> _Records shown_:
▬▬▬
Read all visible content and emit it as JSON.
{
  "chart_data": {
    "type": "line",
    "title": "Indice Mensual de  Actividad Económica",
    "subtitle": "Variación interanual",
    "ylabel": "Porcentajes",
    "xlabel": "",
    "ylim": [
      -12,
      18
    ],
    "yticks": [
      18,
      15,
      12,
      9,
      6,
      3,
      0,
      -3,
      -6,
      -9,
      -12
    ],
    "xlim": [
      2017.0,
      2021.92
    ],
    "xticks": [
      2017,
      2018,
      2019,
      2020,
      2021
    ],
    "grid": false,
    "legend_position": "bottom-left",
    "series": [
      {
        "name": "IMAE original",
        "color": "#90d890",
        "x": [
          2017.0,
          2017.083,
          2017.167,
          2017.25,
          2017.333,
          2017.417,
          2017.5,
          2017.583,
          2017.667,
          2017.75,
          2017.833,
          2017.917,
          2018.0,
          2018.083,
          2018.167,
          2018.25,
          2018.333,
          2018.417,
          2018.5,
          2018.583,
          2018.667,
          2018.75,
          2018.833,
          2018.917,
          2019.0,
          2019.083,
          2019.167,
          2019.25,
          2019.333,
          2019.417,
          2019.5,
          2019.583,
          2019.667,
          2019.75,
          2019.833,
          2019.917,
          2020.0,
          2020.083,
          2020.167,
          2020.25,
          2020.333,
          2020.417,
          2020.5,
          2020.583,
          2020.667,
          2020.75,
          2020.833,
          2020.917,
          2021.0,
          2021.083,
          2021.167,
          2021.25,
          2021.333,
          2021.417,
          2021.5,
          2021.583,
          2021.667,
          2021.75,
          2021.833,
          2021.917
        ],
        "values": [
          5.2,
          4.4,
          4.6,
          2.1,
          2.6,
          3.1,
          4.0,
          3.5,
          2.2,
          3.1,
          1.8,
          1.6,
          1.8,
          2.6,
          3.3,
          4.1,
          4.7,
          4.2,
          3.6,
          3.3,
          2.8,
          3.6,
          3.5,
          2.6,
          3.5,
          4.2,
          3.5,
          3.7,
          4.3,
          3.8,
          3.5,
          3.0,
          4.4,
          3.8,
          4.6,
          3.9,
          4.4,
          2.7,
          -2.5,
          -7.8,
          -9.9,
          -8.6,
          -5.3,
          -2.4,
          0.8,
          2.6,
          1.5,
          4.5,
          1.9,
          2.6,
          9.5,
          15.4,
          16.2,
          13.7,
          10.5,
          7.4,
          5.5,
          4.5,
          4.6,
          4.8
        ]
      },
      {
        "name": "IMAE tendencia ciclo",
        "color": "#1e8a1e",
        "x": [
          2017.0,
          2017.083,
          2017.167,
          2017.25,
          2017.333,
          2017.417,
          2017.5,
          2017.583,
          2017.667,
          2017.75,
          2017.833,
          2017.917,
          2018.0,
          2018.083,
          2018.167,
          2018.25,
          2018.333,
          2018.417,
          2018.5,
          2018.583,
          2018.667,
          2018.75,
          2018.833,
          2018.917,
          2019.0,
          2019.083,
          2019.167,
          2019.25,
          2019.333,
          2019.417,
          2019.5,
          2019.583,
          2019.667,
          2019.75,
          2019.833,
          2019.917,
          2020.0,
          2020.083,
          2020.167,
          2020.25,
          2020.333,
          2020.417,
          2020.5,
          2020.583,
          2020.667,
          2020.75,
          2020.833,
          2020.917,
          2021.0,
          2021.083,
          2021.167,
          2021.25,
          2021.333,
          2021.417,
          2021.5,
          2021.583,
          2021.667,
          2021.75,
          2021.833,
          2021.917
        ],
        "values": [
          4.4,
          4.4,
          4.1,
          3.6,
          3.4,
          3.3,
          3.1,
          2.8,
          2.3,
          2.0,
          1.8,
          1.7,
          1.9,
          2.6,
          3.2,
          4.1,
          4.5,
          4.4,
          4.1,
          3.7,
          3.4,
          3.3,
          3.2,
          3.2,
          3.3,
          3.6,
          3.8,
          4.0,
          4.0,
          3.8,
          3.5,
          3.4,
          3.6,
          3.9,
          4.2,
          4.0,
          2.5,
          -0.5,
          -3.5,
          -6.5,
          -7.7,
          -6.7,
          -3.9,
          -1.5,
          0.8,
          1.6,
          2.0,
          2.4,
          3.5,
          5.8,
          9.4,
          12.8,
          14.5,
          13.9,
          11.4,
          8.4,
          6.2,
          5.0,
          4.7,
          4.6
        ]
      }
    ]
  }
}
▬▬▬
> _The exercise_:
Without changing a word, restate the whole listing.

> _Exercise response_:
Read all visible content and emit it as JSON.
{
  "chart_data": {
    "type": "line",
    "title": "Indice Mensual de  Actividad Económica",
    "subtitle": "Variación interanual",
    "ylabel": "Porcentajes",
    "xlabel": "",
    "ylim": [
      -12,
      18
    ],
    "yticks": [
      18,
      15,
      12,
      9,
      6,
      3,
      0,
      -3,
      -6,
      -9,
      -12
    ],
    "xlim": [
      2017.0,
      2021.92
    ],
    "xticks": [
      2017,
      2018,
      2019,
      2020,
      2021
    ],
    "grid": false,
    "legend_position": "bottom-left",
    "series": [
      {
        "name": "IMAE original",
        "color": "#90d890",
        "x": [
          2017.0,
          2017.083,
          2017.167,
          2017.25,
          2017.333,
          2017.417,
          2017.5,
          2017.583,
          2017.667,
          2017.75,
          2017.833,
          2017.917,
          2018.0,
          2018.083,
          2018.167,
          2018.25,
          2018.333,
          2018.417,
          2018.5,
          2018.583,
          2018.667,
          2018.75,
          2018.833,
          2018.917,
          2019.0,
          2019.083,
          2019.167,
          2019.25,
          2019.333,
          2019.417,
          2019.5,
          2019.583,
          2019.667,
          2019.75,
          2019.833,
          2019.917,
          2020.0,
          2020.083,
          2020.167,
          2020.25,
          2020.333,
          2020.417,
          2020.5,
          2020.583,
          2020.667,
          2020.75,
          2020.833,
          2020.917,
          2021.0,
          2021.083,
          2021.167,
          2021.25,
          2021.333,
          2021.417,
          2021.5,
          2021.583,
          2021.667,
          2021.75,
          2021.833,
          2021.917
        ],
        "values": [
          5.2,
          4.4,
          4.6,
          2.1,
          2.6,
          3.1,
          4.0,
          3.5,
          2.2,
          3.1,
          1.8,
          1.6,
          1.8,
          2.6,
          3.3,
          4.1,
          4.7,
          4.2,
          3.6,
          3.3,
          2.8,
          3.6,
          3.5,
          2.6,
          3.5,
          4.2,
          3.5,
          3.7,
          4.3,
          3.8,
          3.5,
          3.0,
          4.4,
          3.8,
          4.6,
          3.9,
          4.4,
          2.7,
          -2.5,
          -7.8,
          -9.9,
          -8.6,
          -5.3,
          -2.4,
          0.8,
          2.6,
          1.5,
          4.5,
          1.9,
          2.6,
          9.5,
          15.4,
          16.2,
          13.7,
          10.5,
          7.4,
          5.5,
          4.5,
          4.6,
          4.8
        ]
      },
      {
        "name": "IMAE tendencia ciclo",
        "color": "#1e8a1e",
        "x": [
          2017.0,
          2017.083,
          2017.167,
          2017.25,
          2017.333,
          2017.417,
          2017.5,
          2017.583,
          2017.667,
          2017.75,
          2017.833,
          2017.917,
          2018.0,
          2018.083,
          2018.167,
          2018.25,
          2018.333,
          2018.417,
          2018.5,
          2018.583,
          2018.667,
          2018.75,
          2018.833,
          2018.917,
          2019.0,
          2019.083,
          2019.167,
          2019.25,
          2019.333,
          2019.417,
          2019.5,
          2019.583,
          2019.667,
          2019.75,
          2019.833,
          2019.917,
          2020.0,
          2020.083,
          2020.167,
          2020.25,
          2020.333,
          2020.417,
          2020.5,
          2020.583,
          2020.667,
          2020.75,
          2020.833,
          2020.917,
          2021.0,
          2021.083,
          2021.167,
          2021.25,
          2021.333,
          2021.417,
          2021.5,
          2021.583,
          2021.667,
          2021.75,
          2021.833,
          2021.917
        ],
        "values": [
          4.4,
          4.4,
          4.1,
          3.6,
          3.4,
          3.3,
          3.1,
          2.8,
          2.3,
          2.0,
          1.8,
          1.7,
          1.9,
          2.6,
          3.2,
          4.1,
          4.5,
          4.4,
          4.1,
          3.7,
          3.4,
          3.3,
          3.2,
          3.2,
          3.3,
          3.6,
          3.8,
          4.0,
          4.0,
          3.8,
          3.5,
          3.4,
          3.6,
          3.9,
          4.2,
          4.0,
          2.5,
          -0.5,
          -3.5,
          -6.5,
          -7.7,
          -6.7,
          -3.9,
          -1.5,
          0.8,
          1.6,
          2.0,
          2.4,
          3.5,
          5.8,
          9.4,
          12.8,
          14.5,
          13.9,
          11.4,
          8.4,
          6.2,
          5.0,
          4.7,
          4.6
        ]
      }
    ]
  }
}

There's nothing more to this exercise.